Aim of the exercise:
Check every line of the entries for "Manuales", and copy the lines that hold it.

** Start **

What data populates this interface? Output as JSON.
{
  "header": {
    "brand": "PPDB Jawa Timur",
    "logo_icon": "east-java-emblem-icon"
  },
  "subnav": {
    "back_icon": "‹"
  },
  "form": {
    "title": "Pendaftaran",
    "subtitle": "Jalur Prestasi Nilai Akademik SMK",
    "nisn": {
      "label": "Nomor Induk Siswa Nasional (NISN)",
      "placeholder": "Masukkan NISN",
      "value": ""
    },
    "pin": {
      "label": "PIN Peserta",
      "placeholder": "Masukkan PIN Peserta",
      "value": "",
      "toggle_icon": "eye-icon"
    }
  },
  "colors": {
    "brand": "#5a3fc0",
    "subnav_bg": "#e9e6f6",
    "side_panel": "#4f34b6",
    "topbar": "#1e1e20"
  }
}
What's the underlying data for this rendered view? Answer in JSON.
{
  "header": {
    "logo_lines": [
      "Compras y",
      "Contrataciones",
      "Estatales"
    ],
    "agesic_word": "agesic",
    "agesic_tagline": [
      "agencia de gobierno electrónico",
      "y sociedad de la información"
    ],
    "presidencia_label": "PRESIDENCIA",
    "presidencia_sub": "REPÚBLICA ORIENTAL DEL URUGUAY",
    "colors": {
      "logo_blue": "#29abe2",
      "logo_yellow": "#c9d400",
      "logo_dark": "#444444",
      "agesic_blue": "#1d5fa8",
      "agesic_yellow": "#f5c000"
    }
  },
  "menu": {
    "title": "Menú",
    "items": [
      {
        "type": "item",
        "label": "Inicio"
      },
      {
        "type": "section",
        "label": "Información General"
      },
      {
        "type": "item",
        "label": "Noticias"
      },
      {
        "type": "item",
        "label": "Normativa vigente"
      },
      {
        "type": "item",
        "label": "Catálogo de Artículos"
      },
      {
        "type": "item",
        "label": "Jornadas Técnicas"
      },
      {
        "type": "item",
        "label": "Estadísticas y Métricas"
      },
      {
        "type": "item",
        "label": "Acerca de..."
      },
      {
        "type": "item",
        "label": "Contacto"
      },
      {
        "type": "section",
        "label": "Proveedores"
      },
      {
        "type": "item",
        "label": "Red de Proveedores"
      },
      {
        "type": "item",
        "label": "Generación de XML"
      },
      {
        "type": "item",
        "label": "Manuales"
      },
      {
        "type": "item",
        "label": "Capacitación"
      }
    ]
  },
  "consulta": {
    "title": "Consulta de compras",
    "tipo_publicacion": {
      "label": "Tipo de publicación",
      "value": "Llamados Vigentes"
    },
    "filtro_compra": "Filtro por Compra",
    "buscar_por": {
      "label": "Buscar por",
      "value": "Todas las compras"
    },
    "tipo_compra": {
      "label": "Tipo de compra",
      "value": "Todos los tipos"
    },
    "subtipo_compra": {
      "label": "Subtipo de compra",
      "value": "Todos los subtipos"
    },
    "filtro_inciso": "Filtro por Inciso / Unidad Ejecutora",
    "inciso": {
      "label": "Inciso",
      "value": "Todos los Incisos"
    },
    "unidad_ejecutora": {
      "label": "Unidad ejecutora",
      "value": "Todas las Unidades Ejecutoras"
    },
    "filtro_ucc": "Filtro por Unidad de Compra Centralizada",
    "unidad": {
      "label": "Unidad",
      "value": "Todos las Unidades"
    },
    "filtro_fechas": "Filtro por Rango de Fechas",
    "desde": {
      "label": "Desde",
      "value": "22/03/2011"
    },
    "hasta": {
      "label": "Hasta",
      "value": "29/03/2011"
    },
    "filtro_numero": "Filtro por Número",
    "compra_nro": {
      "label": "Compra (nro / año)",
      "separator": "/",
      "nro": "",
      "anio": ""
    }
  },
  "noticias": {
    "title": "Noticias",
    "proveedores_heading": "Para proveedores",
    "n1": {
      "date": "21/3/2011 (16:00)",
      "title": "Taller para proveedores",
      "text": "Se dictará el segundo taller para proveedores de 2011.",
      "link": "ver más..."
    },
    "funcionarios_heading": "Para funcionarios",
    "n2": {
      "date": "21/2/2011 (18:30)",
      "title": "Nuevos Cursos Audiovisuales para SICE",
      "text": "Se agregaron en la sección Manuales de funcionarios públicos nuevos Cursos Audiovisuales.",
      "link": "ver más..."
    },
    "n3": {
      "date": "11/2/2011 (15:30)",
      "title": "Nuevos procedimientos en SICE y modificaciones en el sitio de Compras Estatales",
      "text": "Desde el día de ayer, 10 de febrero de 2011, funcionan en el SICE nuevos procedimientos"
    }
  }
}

** End **

Output of the exercise:
        "label": "Manuales"
      "text": "Se agregaron en la sección Manuales de funcionarios públicos nuevos Cursos Audiovisuales.",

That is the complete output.